## THE EXERCISE
Search the material for the string "Starlink" and copy each line where it occurs.

## MATERIALS PROVIDED
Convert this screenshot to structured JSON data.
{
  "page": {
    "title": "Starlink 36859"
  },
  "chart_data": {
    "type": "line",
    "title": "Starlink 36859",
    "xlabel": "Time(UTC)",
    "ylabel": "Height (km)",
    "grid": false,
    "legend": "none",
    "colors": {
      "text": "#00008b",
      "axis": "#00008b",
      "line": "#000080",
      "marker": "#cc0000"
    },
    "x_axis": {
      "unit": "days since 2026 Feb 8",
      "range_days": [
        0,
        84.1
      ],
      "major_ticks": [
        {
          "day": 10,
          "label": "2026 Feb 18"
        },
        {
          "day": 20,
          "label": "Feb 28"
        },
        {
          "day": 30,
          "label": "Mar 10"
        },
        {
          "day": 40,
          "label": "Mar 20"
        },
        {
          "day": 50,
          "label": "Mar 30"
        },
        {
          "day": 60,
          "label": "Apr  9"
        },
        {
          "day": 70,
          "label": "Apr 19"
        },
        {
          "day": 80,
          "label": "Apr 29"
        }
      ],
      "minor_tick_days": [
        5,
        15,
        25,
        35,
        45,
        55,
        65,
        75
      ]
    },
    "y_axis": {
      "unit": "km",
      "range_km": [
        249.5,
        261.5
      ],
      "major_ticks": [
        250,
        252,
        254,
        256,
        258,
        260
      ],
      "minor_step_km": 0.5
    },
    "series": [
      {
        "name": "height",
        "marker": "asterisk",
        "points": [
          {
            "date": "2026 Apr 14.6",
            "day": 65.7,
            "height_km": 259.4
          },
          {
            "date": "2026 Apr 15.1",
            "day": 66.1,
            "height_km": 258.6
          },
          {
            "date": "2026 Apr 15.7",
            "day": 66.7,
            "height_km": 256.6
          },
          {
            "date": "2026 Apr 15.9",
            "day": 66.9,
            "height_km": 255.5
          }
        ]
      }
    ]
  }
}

---

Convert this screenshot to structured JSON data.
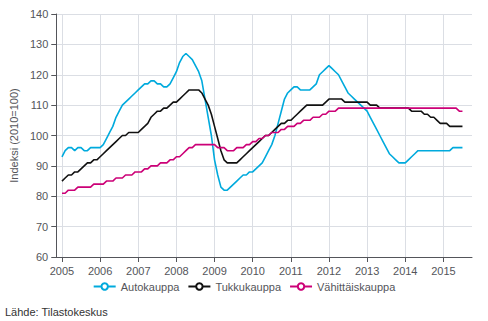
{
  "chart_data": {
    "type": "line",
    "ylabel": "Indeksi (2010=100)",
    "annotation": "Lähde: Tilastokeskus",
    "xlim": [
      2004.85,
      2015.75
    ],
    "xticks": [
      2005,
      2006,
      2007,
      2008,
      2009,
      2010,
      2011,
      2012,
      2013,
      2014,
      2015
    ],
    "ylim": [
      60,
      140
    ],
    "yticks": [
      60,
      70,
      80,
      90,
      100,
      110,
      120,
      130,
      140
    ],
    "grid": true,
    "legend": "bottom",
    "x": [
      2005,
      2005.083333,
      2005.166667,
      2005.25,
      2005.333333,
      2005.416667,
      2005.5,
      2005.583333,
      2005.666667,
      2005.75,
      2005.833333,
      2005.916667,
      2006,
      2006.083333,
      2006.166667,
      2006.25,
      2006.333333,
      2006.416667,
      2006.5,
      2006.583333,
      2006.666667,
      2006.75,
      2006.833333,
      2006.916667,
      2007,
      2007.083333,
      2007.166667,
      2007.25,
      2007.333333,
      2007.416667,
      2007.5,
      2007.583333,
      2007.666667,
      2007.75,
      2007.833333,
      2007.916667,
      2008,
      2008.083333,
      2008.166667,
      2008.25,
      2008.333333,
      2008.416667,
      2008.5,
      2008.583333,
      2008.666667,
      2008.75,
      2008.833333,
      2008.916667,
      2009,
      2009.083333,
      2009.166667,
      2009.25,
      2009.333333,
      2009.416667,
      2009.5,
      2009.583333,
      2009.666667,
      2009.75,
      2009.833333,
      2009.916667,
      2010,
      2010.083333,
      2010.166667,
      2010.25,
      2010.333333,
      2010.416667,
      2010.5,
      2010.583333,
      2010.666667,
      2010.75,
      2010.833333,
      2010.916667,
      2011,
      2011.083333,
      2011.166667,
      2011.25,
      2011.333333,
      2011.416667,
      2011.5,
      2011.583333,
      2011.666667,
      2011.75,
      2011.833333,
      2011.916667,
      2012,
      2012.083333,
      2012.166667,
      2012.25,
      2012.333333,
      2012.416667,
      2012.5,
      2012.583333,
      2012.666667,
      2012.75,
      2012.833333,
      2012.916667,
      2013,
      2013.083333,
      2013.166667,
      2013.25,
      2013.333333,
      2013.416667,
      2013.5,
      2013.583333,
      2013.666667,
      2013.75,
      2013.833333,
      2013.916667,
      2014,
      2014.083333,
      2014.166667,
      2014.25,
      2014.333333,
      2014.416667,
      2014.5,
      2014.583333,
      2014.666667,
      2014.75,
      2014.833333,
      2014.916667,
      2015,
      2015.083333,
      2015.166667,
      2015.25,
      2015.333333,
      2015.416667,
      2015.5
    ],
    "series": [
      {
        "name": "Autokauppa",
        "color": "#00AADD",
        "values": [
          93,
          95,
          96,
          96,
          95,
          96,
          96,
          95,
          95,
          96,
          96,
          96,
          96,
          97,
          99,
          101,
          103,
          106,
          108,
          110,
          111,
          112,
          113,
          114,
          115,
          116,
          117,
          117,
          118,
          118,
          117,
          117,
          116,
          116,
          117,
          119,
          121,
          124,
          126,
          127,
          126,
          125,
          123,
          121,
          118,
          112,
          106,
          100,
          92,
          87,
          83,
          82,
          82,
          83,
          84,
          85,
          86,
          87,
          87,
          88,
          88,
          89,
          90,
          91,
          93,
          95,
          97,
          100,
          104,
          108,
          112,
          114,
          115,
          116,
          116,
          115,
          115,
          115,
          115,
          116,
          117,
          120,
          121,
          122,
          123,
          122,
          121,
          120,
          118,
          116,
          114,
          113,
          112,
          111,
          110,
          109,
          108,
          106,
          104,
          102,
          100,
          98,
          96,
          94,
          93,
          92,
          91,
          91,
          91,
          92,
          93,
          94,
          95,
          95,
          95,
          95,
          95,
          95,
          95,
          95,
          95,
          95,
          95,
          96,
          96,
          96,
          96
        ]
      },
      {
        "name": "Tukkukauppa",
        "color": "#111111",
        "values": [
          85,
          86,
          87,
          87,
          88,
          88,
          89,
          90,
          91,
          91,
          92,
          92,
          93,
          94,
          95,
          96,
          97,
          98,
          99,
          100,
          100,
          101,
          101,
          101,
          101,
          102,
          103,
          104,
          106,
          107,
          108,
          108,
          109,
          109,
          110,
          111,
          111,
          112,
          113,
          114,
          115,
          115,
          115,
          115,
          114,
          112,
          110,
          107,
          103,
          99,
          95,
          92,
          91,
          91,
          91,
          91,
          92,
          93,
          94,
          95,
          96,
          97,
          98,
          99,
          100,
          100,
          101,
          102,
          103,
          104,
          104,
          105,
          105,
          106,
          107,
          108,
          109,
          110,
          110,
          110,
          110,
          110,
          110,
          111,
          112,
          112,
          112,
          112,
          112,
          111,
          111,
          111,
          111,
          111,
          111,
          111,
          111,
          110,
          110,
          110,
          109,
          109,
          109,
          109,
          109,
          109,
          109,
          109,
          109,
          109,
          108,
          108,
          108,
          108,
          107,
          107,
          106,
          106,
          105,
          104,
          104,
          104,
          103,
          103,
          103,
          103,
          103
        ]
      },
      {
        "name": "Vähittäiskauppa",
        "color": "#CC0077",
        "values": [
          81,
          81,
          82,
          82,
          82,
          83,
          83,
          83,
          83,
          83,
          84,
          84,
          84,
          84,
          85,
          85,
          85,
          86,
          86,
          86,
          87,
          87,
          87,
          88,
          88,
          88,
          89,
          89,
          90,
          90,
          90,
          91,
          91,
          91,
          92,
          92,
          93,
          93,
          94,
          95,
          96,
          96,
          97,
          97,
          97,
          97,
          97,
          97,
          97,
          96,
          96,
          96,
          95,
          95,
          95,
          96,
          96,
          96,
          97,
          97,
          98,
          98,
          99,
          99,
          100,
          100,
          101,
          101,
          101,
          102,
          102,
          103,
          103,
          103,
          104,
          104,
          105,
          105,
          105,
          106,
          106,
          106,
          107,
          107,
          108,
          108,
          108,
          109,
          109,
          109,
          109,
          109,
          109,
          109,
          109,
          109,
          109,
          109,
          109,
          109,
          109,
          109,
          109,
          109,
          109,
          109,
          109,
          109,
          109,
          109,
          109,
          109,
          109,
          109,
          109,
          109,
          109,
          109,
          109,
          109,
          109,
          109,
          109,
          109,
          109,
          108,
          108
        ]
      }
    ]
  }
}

* * *

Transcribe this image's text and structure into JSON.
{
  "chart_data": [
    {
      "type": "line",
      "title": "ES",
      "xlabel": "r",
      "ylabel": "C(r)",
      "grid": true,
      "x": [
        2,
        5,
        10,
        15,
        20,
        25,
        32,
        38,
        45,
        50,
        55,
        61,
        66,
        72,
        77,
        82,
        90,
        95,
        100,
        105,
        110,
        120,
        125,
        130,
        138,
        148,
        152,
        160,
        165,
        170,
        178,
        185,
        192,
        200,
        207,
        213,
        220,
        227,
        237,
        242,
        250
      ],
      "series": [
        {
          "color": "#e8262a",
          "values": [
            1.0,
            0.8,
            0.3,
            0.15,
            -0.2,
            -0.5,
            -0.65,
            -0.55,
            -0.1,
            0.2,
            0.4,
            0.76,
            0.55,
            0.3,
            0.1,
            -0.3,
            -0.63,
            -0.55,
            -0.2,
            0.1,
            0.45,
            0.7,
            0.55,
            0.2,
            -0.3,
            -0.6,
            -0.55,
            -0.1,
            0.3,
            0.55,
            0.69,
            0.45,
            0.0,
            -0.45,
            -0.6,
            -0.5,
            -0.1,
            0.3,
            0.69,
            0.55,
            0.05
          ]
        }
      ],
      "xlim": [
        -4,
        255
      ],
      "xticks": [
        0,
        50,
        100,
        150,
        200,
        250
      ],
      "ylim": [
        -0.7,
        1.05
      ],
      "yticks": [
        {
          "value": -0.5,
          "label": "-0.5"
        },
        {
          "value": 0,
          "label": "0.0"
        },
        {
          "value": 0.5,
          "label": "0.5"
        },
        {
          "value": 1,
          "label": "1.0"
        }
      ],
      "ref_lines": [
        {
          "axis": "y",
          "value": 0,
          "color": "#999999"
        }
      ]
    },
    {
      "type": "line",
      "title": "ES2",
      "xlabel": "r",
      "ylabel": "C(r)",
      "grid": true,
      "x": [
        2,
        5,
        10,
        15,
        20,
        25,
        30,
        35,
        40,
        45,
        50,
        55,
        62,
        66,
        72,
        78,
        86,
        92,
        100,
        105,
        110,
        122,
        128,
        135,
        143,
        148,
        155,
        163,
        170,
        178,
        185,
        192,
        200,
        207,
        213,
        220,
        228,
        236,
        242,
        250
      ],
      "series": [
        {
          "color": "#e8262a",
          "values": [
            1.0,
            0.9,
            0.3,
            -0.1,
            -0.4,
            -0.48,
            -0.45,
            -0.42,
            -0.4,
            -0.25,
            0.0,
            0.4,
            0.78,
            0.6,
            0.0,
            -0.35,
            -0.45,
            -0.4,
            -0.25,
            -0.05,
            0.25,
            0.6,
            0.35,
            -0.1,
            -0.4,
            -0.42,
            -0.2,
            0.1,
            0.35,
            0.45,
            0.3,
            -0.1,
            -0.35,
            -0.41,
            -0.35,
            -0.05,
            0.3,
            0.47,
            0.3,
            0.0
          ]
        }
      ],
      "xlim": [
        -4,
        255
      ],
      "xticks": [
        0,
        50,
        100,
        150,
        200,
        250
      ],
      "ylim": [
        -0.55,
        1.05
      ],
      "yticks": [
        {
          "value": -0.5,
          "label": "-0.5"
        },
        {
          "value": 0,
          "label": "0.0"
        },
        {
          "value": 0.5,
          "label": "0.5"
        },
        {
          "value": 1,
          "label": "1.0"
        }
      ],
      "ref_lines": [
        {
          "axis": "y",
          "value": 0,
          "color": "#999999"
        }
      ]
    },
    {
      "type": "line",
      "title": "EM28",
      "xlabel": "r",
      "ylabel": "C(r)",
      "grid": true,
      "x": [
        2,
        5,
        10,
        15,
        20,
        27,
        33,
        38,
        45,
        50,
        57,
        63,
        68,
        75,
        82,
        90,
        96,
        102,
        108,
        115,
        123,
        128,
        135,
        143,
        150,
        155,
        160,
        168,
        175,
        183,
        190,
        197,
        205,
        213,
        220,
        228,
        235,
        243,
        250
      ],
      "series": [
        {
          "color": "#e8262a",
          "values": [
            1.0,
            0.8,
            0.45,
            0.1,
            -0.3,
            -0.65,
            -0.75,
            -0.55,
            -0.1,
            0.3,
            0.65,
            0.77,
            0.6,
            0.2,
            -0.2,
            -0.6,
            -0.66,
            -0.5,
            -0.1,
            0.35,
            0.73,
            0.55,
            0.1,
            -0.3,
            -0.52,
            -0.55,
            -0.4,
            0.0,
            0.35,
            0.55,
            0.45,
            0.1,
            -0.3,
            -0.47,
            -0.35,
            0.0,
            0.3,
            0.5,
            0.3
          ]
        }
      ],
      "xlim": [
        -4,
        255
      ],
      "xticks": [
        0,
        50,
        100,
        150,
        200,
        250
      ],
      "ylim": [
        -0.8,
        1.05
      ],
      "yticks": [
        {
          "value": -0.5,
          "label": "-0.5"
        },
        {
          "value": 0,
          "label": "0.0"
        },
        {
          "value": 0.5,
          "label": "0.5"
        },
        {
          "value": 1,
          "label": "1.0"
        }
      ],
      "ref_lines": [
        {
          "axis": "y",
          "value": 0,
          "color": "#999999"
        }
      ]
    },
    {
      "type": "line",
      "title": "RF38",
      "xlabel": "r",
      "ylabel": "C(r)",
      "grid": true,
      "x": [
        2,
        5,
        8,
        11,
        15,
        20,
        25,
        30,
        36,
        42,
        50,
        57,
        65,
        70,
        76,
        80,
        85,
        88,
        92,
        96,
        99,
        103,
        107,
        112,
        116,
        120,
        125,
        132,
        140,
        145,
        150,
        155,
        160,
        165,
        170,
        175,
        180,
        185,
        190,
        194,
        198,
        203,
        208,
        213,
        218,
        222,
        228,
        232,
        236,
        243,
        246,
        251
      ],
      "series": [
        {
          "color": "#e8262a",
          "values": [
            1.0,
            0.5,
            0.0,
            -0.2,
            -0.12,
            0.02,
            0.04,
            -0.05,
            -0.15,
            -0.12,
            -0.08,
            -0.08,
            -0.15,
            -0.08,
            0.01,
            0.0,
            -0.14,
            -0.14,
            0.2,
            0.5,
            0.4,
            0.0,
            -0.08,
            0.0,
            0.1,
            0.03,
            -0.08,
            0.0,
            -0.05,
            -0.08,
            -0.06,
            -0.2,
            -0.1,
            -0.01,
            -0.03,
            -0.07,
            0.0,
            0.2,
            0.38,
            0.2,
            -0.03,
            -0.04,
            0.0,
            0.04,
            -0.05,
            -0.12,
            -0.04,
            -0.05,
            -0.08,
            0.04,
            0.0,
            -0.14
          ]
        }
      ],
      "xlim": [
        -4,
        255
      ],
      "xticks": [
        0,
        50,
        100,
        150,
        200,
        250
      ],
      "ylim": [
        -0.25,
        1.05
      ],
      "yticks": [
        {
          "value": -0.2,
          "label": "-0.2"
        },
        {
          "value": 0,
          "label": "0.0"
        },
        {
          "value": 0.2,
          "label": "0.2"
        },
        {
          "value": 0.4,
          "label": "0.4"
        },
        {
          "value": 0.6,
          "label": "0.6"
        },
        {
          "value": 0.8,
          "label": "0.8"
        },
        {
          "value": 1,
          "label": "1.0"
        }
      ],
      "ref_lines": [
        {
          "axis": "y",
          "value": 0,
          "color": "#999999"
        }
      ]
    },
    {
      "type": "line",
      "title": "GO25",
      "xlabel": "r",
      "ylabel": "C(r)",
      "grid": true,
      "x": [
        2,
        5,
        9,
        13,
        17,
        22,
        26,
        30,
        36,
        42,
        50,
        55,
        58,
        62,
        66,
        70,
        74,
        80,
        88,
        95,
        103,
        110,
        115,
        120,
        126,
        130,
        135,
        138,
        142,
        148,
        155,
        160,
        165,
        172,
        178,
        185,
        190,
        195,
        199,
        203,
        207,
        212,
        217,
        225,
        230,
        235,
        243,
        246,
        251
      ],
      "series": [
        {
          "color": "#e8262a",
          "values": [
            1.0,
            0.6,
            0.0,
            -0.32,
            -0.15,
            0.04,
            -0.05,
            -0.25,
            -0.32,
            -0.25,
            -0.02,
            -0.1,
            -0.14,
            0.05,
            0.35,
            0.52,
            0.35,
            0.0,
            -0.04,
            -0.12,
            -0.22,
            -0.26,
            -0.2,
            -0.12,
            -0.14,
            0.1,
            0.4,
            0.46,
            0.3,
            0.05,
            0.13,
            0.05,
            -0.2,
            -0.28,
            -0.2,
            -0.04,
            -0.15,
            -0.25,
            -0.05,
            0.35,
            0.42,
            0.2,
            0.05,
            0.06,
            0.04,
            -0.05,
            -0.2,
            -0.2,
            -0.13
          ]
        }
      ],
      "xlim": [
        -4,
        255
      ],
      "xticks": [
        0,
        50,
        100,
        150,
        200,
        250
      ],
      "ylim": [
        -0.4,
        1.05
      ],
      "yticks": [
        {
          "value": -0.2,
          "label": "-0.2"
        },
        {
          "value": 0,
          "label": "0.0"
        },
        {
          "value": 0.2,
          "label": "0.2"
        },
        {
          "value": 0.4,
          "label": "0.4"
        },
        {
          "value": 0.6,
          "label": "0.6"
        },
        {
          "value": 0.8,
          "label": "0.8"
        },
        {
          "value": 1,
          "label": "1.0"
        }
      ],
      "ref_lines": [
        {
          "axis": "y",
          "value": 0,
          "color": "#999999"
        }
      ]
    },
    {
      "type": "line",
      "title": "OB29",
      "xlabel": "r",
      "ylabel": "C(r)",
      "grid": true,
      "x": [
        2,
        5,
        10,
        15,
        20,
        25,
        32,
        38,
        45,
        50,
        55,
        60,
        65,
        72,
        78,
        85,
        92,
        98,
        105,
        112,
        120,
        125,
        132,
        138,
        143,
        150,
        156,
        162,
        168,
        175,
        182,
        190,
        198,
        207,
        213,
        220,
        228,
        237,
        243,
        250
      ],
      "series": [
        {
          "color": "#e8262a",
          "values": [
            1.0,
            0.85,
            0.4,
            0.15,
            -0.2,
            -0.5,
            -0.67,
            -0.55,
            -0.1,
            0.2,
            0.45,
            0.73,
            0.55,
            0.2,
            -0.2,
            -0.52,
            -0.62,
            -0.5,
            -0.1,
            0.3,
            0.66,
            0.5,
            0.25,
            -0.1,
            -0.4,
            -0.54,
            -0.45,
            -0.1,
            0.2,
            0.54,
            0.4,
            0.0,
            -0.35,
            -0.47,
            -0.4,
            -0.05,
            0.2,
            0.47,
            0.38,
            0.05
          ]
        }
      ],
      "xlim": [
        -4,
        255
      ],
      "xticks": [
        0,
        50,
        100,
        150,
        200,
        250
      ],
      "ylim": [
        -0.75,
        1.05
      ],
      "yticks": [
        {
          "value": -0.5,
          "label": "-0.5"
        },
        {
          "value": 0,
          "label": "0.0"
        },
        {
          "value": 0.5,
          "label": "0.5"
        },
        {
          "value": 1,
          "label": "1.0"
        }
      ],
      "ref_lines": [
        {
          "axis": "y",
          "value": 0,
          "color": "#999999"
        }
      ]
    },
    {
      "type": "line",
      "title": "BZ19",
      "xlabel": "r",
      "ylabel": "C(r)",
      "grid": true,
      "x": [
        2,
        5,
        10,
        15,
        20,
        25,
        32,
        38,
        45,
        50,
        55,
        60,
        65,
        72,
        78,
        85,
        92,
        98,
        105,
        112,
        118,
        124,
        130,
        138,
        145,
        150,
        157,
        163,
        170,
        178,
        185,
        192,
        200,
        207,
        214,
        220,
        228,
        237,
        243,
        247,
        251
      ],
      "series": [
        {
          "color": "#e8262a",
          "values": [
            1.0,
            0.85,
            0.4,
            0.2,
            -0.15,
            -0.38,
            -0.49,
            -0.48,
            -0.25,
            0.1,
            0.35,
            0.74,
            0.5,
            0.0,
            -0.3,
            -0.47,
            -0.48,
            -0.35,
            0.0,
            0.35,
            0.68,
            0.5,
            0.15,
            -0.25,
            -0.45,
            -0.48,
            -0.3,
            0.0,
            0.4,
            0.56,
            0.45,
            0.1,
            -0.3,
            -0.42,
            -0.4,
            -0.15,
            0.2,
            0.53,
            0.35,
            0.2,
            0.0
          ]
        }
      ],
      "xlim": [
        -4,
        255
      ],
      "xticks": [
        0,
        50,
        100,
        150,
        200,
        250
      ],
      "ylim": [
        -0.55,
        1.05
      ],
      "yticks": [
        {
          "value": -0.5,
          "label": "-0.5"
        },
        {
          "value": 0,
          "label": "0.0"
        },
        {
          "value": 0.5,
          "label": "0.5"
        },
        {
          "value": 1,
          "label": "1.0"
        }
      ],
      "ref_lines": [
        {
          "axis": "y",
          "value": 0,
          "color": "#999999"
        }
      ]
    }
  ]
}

## RESULT OF THE TASK
    "title": "Starlink 36859"
    "title": "Starlink 36859",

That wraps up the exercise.